* _Given problem_: List all lines of the data containing the word "name".

* _Data records_:
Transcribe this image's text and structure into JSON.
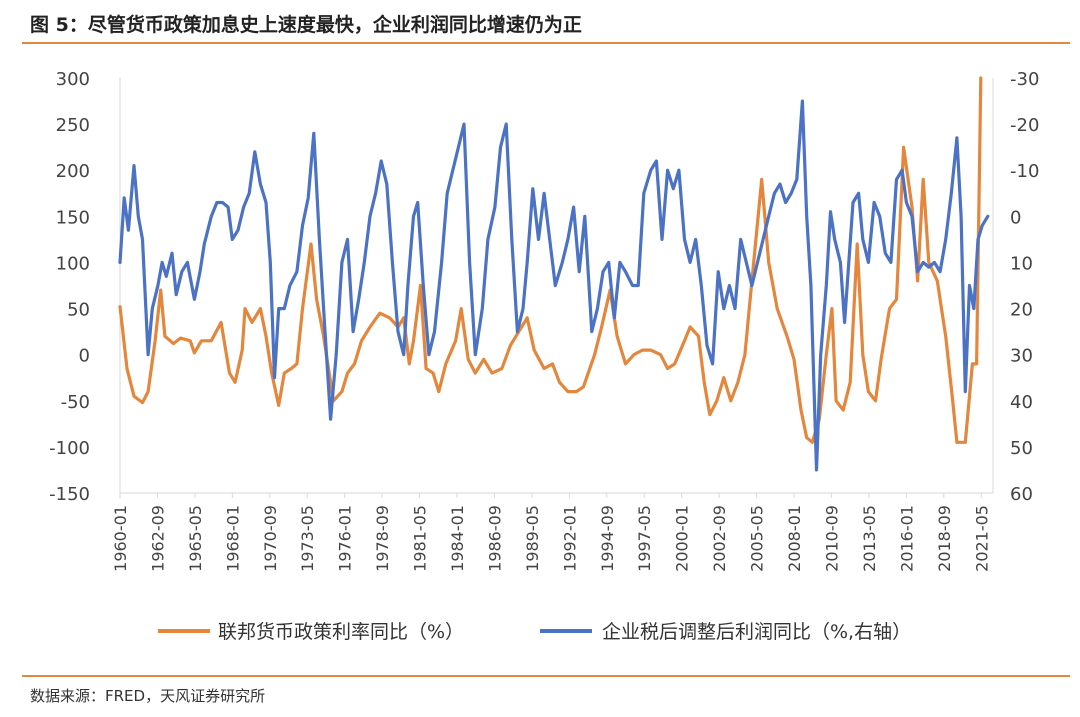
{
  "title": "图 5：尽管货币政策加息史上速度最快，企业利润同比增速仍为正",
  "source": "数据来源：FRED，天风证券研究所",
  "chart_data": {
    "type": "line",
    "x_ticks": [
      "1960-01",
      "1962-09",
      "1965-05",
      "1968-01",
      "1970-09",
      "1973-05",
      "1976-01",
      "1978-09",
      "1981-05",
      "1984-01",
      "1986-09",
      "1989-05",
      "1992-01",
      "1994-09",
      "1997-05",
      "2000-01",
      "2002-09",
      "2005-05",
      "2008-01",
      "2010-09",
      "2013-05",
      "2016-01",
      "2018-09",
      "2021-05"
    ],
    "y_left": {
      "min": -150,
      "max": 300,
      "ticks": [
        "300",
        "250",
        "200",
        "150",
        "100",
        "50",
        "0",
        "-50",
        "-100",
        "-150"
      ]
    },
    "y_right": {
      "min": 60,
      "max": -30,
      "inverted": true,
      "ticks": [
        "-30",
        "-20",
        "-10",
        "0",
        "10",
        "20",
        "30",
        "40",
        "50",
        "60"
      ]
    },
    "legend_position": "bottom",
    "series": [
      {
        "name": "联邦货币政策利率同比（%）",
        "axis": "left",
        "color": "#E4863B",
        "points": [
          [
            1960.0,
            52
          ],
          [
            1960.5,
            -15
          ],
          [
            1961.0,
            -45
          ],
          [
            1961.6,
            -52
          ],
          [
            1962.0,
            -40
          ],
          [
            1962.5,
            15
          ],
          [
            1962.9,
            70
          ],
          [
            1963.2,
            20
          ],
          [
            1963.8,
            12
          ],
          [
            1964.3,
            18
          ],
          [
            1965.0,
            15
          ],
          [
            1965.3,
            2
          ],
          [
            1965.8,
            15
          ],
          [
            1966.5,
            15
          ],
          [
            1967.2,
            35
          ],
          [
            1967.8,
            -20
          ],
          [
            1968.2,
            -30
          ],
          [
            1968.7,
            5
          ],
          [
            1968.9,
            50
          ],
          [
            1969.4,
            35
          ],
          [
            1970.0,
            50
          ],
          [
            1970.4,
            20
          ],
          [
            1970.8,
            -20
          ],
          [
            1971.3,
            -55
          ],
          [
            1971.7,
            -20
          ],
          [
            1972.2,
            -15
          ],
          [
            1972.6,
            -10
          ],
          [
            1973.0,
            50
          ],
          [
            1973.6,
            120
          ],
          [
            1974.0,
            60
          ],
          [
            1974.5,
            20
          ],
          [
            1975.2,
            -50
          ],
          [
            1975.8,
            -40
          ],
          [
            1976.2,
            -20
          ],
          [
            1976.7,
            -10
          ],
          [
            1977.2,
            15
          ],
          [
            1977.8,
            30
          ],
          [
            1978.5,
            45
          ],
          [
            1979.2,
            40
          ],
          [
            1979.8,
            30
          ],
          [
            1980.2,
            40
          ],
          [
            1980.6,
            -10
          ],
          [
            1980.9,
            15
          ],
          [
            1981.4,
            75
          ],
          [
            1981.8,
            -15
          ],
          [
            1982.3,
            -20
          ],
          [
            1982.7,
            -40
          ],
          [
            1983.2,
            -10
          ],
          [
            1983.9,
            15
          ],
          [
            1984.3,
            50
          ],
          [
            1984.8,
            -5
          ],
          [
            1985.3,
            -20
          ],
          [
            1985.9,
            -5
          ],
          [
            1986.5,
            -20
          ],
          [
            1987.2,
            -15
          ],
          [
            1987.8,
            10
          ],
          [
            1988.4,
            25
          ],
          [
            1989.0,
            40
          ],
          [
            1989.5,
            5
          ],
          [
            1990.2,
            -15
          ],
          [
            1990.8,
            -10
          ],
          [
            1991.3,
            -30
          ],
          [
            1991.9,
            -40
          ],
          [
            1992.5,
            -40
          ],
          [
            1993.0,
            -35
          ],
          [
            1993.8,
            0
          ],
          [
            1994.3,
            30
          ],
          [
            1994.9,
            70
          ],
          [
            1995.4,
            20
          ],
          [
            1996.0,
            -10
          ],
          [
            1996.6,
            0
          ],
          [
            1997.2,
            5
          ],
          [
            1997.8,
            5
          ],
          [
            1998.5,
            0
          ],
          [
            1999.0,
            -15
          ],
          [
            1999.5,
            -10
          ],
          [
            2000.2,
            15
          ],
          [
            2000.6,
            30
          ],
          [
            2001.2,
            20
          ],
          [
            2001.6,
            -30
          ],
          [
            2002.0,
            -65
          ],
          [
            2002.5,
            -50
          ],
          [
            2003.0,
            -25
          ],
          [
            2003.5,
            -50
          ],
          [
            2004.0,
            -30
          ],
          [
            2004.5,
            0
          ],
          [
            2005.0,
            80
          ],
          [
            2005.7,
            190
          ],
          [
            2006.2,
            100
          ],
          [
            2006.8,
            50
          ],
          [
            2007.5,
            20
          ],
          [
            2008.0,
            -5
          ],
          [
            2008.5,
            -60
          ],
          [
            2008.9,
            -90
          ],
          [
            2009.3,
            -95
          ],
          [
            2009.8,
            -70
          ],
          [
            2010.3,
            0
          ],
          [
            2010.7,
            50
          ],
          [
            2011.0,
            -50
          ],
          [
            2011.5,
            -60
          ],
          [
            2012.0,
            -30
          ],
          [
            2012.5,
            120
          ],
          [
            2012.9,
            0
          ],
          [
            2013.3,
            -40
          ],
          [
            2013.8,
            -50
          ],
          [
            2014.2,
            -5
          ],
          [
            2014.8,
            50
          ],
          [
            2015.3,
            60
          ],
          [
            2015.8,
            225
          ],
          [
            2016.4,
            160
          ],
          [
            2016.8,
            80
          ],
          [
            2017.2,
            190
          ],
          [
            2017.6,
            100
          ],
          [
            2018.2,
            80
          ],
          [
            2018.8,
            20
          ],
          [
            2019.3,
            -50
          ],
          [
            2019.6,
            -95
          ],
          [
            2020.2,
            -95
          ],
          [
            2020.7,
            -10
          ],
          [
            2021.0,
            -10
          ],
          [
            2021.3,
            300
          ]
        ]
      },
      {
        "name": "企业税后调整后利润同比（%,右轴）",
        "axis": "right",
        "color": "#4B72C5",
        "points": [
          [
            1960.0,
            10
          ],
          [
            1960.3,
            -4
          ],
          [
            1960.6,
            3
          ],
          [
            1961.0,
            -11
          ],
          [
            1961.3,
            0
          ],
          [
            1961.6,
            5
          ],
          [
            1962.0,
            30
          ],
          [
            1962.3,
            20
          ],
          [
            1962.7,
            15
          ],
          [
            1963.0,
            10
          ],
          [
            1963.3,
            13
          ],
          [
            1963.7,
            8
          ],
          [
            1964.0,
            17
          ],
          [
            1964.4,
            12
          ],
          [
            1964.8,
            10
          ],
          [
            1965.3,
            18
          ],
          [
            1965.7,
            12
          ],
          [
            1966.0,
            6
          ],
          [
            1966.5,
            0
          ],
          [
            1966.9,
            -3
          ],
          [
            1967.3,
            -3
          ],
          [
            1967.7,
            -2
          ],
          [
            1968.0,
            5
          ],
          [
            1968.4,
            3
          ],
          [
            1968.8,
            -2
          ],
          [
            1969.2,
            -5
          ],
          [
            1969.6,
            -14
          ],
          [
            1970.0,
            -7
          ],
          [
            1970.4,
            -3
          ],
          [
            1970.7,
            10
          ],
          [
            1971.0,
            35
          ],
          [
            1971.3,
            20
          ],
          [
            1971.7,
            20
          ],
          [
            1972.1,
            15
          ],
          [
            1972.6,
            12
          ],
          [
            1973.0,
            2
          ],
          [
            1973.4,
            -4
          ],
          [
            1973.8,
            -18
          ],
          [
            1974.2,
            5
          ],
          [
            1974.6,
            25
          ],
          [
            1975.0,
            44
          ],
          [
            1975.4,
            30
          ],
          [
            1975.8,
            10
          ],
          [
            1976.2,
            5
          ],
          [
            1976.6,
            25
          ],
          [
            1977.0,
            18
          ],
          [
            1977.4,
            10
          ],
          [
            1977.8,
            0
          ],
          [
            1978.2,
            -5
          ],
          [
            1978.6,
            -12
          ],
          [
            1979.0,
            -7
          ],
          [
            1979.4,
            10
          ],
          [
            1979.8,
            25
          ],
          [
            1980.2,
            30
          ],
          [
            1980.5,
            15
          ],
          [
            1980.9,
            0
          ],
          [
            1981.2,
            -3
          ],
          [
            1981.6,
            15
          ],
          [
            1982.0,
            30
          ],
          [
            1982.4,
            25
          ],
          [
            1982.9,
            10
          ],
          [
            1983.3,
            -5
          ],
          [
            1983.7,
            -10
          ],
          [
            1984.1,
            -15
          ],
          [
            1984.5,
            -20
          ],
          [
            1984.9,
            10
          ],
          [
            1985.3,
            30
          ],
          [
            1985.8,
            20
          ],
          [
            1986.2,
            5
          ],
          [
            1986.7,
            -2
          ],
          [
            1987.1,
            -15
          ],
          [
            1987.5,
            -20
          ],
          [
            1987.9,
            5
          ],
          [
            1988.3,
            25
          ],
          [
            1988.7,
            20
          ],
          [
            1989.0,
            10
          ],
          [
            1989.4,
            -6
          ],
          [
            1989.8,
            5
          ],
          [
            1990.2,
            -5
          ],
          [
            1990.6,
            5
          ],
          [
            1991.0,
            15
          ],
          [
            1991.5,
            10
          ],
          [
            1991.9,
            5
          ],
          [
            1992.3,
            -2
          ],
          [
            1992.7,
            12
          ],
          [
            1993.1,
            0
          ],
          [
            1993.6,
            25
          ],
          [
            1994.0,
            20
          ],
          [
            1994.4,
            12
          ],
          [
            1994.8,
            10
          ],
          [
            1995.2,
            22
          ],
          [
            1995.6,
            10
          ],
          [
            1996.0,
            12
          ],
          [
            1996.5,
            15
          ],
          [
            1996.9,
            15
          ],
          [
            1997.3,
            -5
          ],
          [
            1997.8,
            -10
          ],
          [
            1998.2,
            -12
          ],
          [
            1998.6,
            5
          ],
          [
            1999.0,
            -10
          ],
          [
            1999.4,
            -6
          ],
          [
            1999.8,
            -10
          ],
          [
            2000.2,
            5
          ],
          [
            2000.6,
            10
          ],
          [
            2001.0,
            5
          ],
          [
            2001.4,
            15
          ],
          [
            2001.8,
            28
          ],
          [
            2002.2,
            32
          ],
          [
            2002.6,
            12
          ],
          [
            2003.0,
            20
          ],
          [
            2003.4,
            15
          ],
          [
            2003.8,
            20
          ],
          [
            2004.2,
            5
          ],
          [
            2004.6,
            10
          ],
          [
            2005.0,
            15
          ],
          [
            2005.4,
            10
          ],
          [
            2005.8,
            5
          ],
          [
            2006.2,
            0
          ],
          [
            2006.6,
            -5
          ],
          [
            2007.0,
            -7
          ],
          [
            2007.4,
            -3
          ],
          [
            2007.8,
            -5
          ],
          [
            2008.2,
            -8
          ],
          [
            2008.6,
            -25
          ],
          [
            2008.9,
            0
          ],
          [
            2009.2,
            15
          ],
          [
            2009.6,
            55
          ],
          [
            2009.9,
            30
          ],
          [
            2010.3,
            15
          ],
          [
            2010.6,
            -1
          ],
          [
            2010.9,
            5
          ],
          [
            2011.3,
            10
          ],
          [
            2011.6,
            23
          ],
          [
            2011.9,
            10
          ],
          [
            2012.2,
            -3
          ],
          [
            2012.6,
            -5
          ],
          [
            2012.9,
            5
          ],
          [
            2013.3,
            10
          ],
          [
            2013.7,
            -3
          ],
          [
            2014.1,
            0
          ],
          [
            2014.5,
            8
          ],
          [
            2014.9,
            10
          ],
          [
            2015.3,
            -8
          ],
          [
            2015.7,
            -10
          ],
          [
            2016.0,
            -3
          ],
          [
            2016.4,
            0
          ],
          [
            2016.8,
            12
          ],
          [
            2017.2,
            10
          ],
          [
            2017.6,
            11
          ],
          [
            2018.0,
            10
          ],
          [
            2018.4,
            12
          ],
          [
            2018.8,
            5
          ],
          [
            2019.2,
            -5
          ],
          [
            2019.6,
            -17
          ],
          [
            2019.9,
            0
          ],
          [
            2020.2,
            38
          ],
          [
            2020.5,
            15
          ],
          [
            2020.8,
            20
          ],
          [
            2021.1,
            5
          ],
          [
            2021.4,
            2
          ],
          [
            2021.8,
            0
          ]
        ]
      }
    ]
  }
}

* _Task result_:
        "name": "联邦货币政策利率同比（%）",
        "name": "企业税后调整后利润同比（%,右轴）",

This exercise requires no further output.